**TASK BRIEF**
In the data below, find each line containing the string "name" and return it.

Items from a figure collection

:::

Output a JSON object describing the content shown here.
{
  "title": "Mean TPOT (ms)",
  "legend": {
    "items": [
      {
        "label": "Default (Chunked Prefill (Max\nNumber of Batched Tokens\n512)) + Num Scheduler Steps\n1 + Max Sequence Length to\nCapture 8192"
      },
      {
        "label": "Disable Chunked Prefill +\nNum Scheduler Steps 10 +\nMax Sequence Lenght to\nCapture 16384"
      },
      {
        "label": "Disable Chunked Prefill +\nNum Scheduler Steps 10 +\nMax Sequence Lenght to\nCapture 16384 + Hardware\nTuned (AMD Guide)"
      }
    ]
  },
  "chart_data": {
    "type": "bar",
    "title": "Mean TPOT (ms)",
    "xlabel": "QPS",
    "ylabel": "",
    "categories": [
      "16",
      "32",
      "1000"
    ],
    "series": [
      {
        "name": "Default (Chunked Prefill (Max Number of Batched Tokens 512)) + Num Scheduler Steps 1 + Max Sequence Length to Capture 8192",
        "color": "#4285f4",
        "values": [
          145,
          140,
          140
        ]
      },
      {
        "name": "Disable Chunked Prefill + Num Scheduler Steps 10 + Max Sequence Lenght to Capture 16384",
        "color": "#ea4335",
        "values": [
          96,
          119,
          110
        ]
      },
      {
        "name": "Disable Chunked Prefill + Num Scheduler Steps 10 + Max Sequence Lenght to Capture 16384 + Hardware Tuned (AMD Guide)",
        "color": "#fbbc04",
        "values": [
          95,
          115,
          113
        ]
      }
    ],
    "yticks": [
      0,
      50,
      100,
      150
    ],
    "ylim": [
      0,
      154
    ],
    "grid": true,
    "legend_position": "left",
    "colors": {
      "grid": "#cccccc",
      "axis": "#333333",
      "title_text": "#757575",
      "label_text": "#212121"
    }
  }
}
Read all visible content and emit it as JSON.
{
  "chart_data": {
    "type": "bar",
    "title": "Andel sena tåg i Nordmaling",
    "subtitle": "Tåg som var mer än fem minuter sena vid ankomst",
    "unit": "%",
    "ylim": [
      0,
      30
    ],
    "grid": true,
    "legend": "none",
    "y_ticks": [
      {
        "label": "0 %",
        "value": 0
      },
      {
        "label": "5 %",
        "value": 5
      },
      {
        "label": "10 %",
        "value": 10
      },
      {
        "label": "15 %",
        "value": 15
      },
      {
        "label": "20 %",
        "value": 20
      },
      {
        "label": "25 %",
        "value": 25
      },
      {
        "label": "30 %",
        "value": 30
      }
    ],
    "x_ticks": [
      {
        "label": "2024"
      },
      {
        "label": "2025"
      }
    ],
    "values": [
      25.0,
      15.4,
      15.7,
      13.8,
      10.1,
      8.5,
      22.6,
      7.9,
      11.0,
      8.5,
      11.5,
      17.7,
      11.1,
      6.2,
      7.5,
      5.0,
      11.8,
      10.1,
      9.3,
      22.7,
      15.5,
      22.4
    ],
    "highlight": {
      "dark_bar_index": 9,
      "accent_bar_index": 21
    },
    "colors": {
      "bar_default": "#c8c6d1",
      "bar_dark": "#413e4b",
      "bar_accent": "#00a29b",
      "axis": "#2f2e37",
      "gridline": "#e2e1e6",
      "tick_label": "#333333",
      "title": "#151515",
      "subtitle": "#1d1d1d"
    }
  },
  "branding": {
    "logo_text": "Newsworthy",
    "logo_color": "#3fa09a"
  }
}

:::

**OUTPUT OF THE EXERCISE**
        "name": "Default (Chunked Prefill (Max Number of Batched Tokens 512)) + Num Scheduler Steps 1 + Max Sequence Length to Capture 8192",
        "name": "Disable Chunked Prefill + Num Scheduler Steps 10 + Max Sequence Lenght to Capture 16384",
        "name": "Disable Chunked Prefill + Num Scheduler Steps 10 + Max Sequence Lenght to Capture 16384 + Hardware Tuned (AMD Guide)",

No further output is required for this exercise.